++++ Input material
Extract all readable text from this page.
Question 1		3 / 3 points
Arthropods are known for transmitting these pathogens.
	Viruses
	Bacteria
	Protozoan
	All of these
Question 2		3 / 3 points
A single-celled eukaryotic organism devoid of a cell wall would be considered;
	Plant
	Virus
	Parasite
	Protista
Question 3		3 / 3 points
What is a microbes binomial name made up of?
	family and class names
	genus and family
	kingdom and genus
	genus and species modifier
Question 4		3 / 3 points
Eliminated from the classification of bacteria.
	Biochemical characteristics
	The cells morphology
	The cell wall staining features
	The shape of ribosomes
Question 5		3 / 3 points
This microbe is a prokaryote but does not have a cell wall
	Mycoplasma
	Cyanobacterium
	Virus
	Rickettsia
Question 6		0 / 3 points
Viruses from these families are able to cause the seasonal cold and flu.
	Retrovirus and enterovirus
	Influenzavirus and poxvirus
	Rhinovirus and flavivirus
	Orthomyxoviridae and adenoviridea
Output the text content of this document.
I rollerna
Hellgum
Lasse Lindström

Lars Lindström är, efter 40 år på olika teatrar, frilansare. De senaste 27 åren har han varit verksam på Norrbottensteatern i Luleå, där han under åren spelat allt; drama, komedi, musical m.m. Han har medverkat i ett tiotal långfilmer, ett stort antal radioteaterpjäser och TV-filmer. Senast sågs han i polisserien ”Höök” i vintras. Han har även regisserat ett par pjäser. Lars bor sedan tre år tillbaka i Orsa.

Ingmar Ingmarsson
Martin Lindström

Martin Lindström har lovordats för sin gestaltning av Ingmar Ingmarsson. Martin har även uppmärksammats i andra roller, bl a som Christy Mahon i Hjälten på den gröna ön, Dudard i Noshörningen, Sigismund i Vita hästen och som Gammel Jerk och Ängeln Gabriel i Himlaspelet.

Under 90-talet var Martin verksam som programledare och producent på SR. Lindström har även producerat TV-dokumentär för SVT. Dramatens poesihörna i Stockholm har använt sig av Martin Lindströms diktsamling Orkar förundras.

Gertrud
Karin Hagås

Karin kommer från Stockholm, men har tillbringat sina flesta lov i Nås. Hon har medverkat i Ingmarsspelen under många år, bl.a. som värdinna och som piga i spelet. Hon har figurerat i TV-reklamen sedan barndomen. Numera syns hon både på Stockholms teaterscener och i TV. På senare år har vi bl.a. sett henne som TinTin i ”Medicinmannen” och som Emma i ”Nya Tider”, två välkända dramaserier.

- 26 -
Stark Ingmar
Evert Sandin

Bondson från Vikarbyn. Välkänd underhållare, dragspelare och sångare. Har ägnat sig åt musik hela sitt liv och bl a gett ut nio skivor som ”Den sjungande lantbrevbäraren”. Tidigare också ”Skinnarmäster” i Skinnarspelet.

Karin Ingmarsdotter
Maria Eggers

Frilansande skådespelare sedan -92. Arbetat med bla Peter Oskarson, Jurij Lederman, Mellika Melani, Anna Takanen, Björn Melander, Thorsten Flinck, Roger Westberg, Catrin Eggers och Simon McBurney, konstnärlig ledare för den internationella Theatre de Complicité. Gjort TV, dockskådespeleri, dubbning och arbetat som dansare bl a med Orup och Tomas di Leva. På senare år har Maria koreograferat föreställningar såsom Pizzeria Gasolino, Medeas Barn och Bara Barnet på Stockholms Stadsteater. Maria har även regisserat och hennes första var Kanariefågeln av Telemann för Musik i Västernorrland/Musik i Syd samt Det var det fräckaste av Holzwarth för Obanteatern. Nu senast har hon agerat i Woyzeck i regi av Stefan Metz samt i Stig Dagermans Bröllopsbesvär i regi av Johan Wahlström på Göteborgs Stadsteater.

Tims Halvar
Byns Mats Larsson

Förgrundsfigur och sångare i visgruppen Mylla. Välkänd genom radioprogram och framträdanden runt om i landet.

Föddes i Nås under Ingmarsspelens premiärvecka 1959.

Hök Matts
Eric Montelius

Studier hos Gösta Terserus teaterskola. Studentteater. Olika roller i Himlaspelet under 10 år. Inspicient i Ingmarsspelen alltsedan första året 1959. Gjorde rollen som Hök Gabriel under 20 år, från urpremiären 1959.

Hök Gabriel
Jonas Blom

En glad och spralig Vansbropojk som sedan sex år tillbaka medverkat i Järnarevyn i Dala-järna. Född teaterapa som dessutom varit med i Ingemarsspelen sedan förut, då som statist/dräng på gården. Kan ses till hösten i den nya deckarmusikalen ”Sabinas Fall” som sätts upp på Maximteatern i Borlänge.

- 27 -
++++++++
▶ [Task description]: All the records above need to be restated exactly, line by line.

▶ [Answer box]:
Extract all readable text from this page.
Question 1		3 / 3 points
Arthropods are known for transmitting these pathogens.
	Viruses
	Bacteria
	Protozoan
	All of these
Question 2		3 / 3 points
A single-celled eukaryotic organism devoid of a cell wall would be considered;
	Plant
	Virus
	Parasite
	Protista
Question 3		3 / 3 points
What is a microbes binomial name made up of?
	family and class names
	genus and family
	kingdom and genus
	genus and species modifier
Question 4		3 / 3 points
Eliminated from the classification of bacteria.
	Biochemical characteristics
	The cells morphology
	The cell wall staining features
	The shape of ribosomes
Question 5		3 / 3 points
This microbe is a prokaryote but does not have a cell wall
	Mycoplasma
	Cyanobacterium
	Virus
	Rickettsia
Question 6		0 / 3 points
Viruses from these families are able to cause the seasonal cold and flu.
	Retrovirus and enterovirus
	Influenzavirus and poxvirus
	Rhinovirus and flavivirus
	Orthomyxoviridae and adenoviridea
Output the text content of this document.
I rollerna
Hellgum
Lasse Lindström

Lars Lindström är, efter 40 år på olika teatrar, frilansare. De senaste 27 åren har han varit verksam på Norrbottensteatern i Luleå, där han under åren spelat allt; drama, komedi, musical m.m. Han har medverkat i ett tiotal långfilmer, ett stort antal radioteaterpjäser och TV-filmer. Senast sågs han i polisserien ”Höök” i vintras. Han har även regisserat ett par pjäser. Lars bor sedan tre år tillbaka i Orsa.

Ingmar Ingmarsson
Martin Lindström

Martin Lindström har lovordats för sin gestaltning av Ingmar Ingmarsson. Martin har även uppmärksammats i andra roller, bl a som Christy Mahon i Hjälten på den gröna ön, Dudard i Noshörningen, Sigismund i Vita hästen och som Gammel Jerk och Ängeln Gabriel i Himlaspelet.

Under 90-talet var Martin verksam som programledare och producent på SR. Lindström har även producerat TV-dokumentär för SVT. Dramatens poesihörna i Stockholm har använt sig av Martin Lindströms diktsamling Orkar förundras.

Gertrud
Karin Hagås

Karin kommer från Stockholm, men har tillbringat sina flesta lov i Nås. Hon har medverkat i Ingmarsspelen under många år, bl.a. som värdinna och som piga i spelet. Hon har figurerat i TV-reklamen sedan barndomen. Numera syns hon både på Stockholms teaterscener och i TV. På senare år har vi bl.a. sett henne som TinTin i ”Medicinmannen” och som Emma i ”Nya Tider”, två välkända dramaserier.

- 26 -
Stark Ingmar
Evert Sandin

Bondson från Vikarbyn. Välkänd underhållare, dragspelare och sångare. Har ägnat sig åt musik hela sitt liv och bl a gett ut nio skivor som ”Den sjungande lantbrevbäraren”. Tidigare också ”Skinnarmäster” i Skinnarspelet.

Karin Ingmarsdotter
Maria Eggers

Frilansande skådespelare sedan -92. Arbetat med bla Peter Oskarson, Jurij Lederman, Mellika Melani, Anna Takanen, Björn Melander, Thorsten Flinck, Roger Westberg, Catrin Eggers och Simon McBurney, konstnärlig ledare för den internationella Theatre de Complicité. Gjort TV, dockskådespeleri, dubbning och arbetat som dansare bl a med Orup och Tomas di Leva. På senare år har Maria koreograferat föreställningar såsom Pizzeria Gasolino, Medeas Barn och Bara Barnet på Stockholms Stadsteater. Maria har även regisserat och hennes första var Kanariefågeln av Telemann för Musik i Västernorrland/Musik i Syd samt Det var det fräckaste av Holzwarth för Obanteatern. Nu senast har hon agerat i Woyzeck i regi av Stefan Metz samt i Stig Dagermans Bröllopsbesvär i regi av Johan Wahlström på Göteborgs Stadsteater.

Tims Halvar
Byns Mats Larsson

Förgrundsfigur och sångare i visgruppen Mylla. Välkänd genom radioprogram och framträdanden runt om i landet.

Föddes i Nås under Ingmarsspelens premiärvecka 1959.

Hök Matts
Eric Montelius

Studier hos Gösta Terserus teaterskola. Studentteater. Olika roller i Himlaspelet under 10 år. Inspicient i Ingmarsspelen alltsedan första året 1959. Gjorde rollen som Hök Gabriel under 20 år, från urpremiären 1959.

Hök Gabriel
Jonas Blom

En glad och spralig Vansbropojk som sedan sex år tillbaka medverkat i Järnarevyn i Dala-järna. Född teaterapa som dessutom varit med i Ingemarsspelen sedan förut, då som statist/dräng på gården. Kan ses till hösten i den nya deckarmusikalen ”Sabinas Fall” som sätts upp på Maximteatern i Borlänge.

- 27 -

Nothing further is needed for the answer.